* EXERCISES *
#1 From the BBQ sauce thread, extract the passage that runs from "Also, do you" to "(Apr 3, 2017)".
#2 Summarize the BBQ sauce thread in two sentences.

start PAGE TEXT

# BBQ Sauce Cooking Question



## bbqr99 (Mar 30, 2017)

I have looked over this forum and browsed numerous threads.  There seems to be a wealth of knowledge on this site.

I have a few questions that I am hoping someone can help me with.

I have a sauce recipe (ketchup, brown sugar, vinegar, spices)  no salt no butter.

For the questions:  

After I heat this and simmer for awhile can I put this in pint/quart jars (to seal) and it be safe for say 6 months.

I may need up to 20 gallons for an upcoming cooking.   What is the best way to cook this without scorching or burning?  I have  a bayou classic burner with a 20 quart pot aluminum pot.  But concerned with the amount of heat it generates and also the pot being aluminum with all the vinegar.

I have been testing a crock pot. 1 hour on high, 2 hours on low.  I am thinking about using a roaster oven that you can turn down temperature on.  Anyone have ideas.

What does butter do for a sauce?

Also, do you think i should simmer the sauce longer?

Thanks for all the help!  I look forward to your feedback,

Cody


----------



## noboundaries (Apr 3, 2017)

Cody, this has been sitting for three and two thirds days, unanswered.  Been driving me nuts!

First, let me say I'm not a BBQ sauce maker.  I've played with several I've copied or created, but my wife prefers a commercial sauce, so I've set BBQ sauces aside.  That said though, I do a LOT of homemade sauces using tomatoes, spices, sugars, salts, etc.  We also have canning experience, which addresses one of your concerns.  Here's my input in a different order than you show above:

1. Butter.  Butter is a fat, which helps bind the ingredients in a sauce.  If you use all the same ingredients and change the only the fat, you'll notice a difference in the final result of the sauce.  I recently switched from olive oil to butter for making several of my pasta and pizza sauces.  The result was very subtle, but created sauces that were less sharp, somewhat smoother, to my wife's "supertaster" palate. In BBQ sauce, if you used no butter, butter, lard, or recovered fat drippings from a smoked meat, you'd have four different tasting sauces, so it really depends what you are hoping to achieve.   

2. Canning.  You can't just heat the sauce then store it in glass jars.  Follow canning guidelines for sterilizing your canning equipment and sealing it properly in sterilized glass canning jars.  Six months won't be an issue.  DON'T USE THE ALUMINUM POT for canning.  More below. 

3.  Aluminum pot and heating.  Yeah, you may very well get an off "metallic" taste due to the reactive nature of the aluminum pot and the acidic nature of a tomato product.  A chemical reaction occurs between the pot and the sauce.  Burning the bottom without using a heat diffuser is an issue with whatever pot you use, but adding an acidic liquid to a reactive pot will create an additional problem.  One of the catering folks will have to address the 20 gallon reheating issue.  Definitely a no-no when canning a sauce.

end PAGE TEXT
start RECORDED INFORMATION

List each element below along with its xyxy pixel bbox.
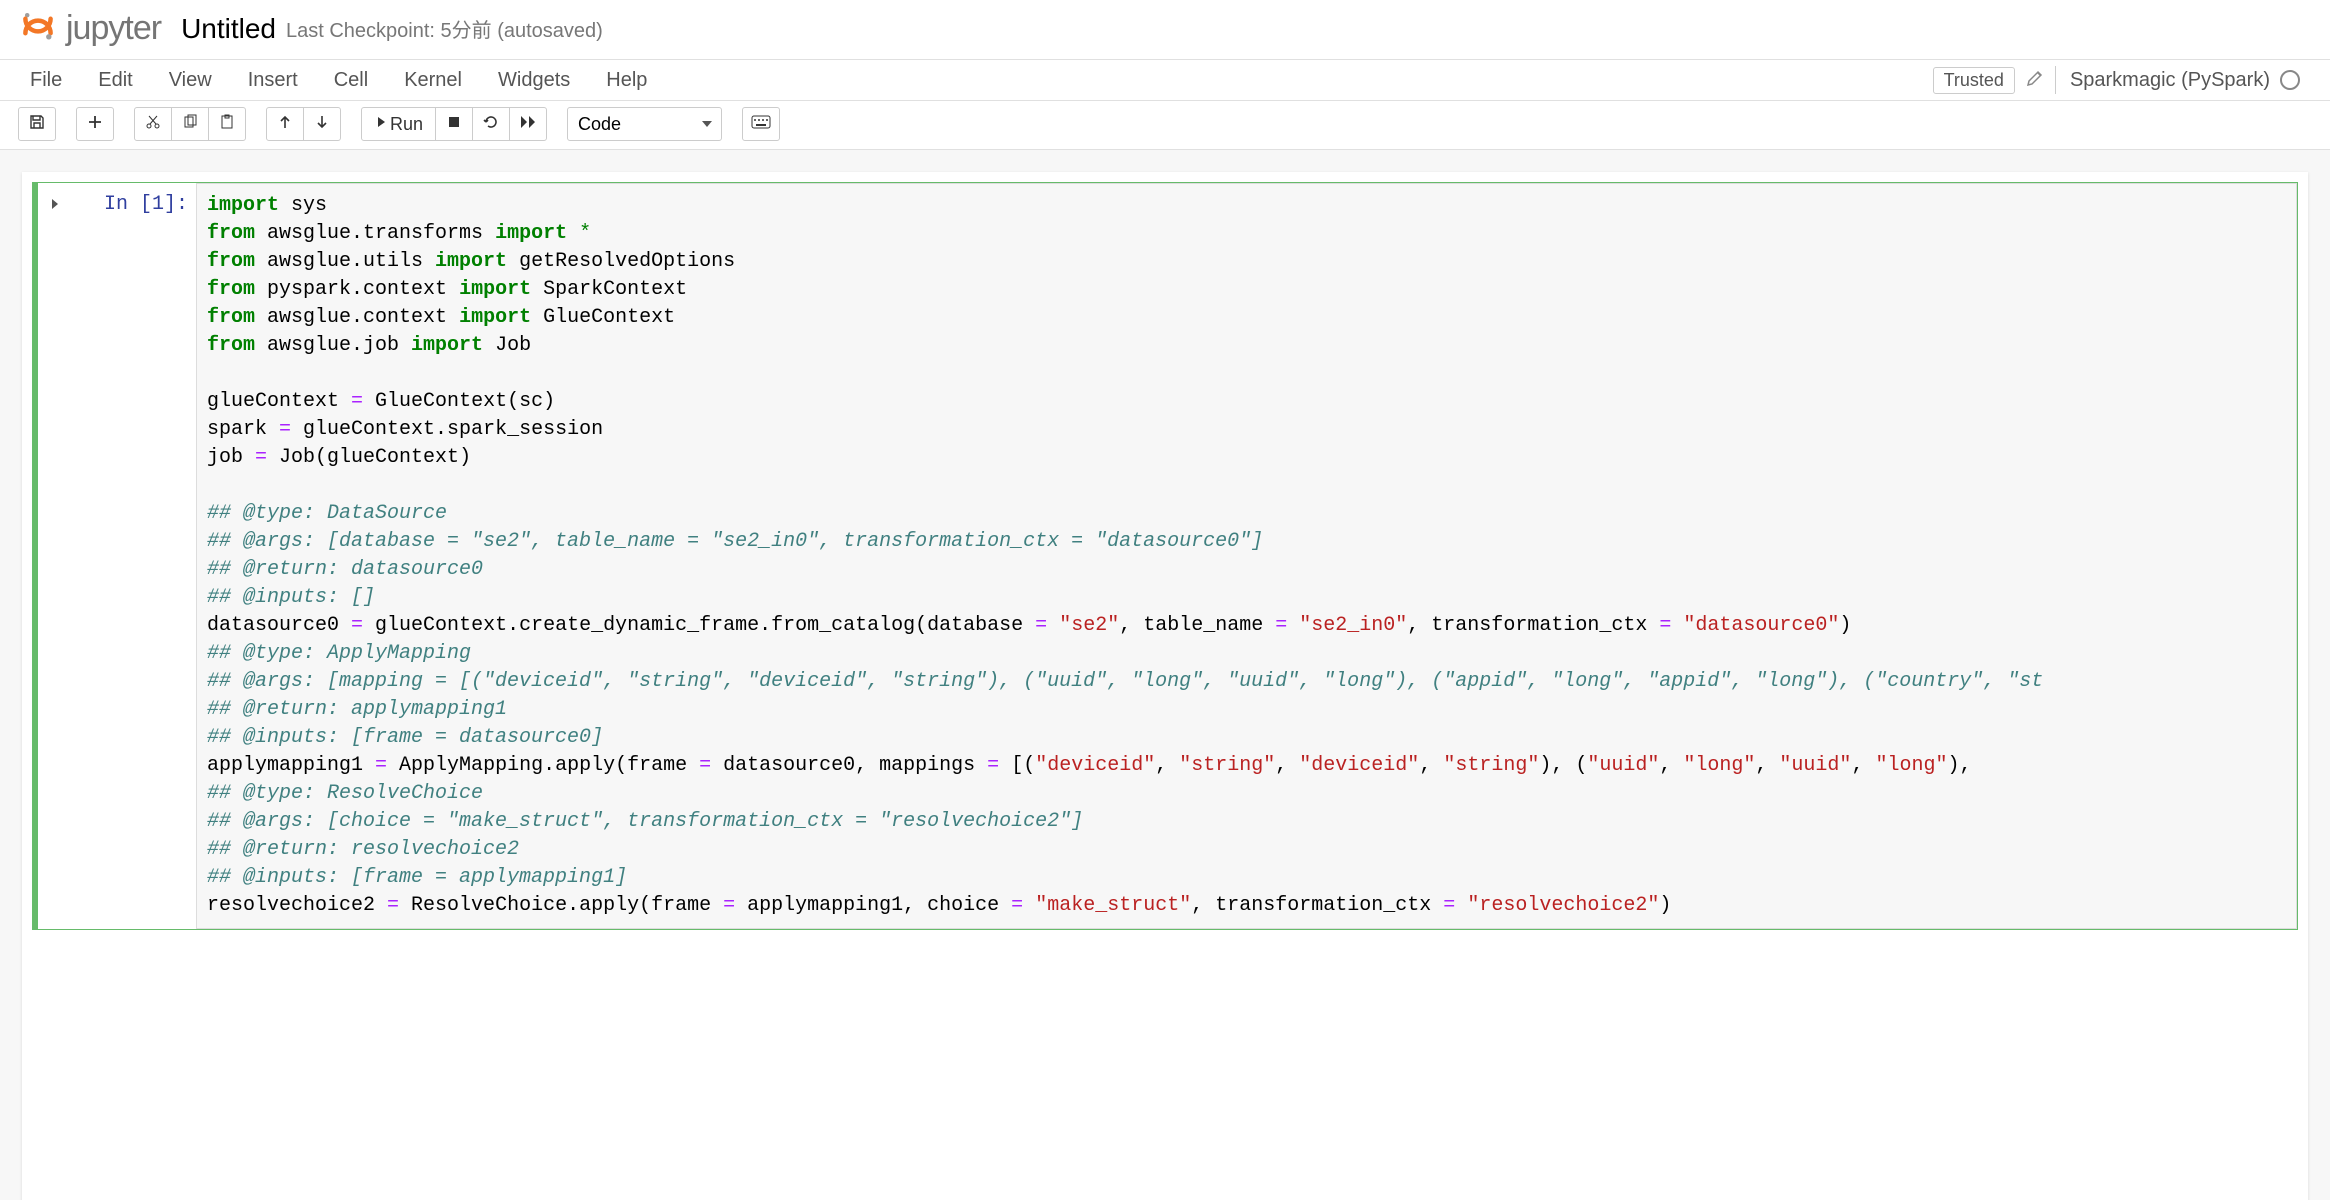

end RECORDED INFORMATION

* FULL ANSWERS *
#1
Also, do you think i should simmer the sauce longer?

Thanks for all the help!  I look forward to your feedback,

Cody


----------



## noboundaries (Apr 3, 2017)

#2 A forum poster asks whether a simmered sauce of ketchup, brown sugar, vinegar and spices can be sealed in jars and kept safely for six months, and how to cook up to 20 gallons without scorching, given concerns about using an aluminum pot with vinegar. A reply explains that butter helps bind a sauce and changes its taste, that canning guidelines must be followed (after which six months will not be an issue), and that the aluminum pot may produce a metallic taste and should not be used for canning.